- What you are asked to do
Identify every line containing the word "Settings" and reproduce each one.

- Given records
----

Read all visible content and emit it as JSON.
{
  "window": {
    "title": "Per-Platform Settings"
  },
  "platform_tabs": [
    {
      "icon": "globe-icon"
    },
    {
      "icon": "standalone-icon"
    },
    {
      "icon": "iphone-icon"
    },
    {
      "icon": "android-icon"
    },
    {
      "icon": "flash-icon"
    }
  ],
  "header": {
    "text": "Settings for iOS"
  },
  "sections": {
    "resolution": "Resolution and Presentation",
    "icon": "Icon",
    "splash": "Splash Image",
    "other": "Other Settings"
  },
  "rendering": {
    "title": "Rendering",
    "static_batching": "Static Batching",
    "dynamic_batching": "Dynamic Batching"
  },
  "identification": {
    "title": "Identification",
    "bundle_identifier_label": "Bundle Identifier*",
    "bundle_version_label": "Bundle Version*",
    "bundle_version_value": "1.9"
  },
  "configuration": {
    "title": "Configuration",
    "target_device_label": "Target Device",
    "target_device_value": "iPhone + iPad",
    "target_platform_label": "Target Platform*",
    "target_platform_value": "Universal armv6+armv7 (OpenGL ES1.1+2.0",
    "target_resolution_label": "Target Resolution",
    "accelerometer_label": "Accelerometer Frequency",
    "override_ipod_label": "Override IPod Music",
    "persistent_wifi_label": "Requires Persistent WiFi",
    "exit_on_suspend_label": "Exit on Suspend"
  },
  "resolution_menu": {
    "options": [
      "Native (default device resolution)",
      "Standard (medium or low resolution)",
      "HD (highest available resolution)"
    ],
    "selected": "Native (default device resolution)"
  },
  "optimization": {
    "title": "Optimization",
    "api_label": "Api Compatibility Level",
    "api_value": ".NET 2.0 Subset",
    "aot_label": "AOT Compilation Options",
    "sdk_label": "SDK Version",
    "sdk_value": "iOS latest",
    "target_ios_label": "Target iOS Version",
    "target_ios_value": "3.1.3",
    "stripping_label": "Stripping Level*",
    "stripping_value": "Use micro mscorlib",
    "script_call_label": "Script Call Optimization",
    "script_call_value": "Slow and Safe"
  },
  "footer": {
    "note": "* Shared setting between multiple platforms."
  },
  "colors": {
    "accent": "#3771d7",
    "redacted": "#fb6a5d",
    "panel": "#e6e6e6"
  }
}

----

- Exercise solution
    "title": "Per-Platform Settings"
    "text": "Settings for iOS"
    "other": "Other Settings"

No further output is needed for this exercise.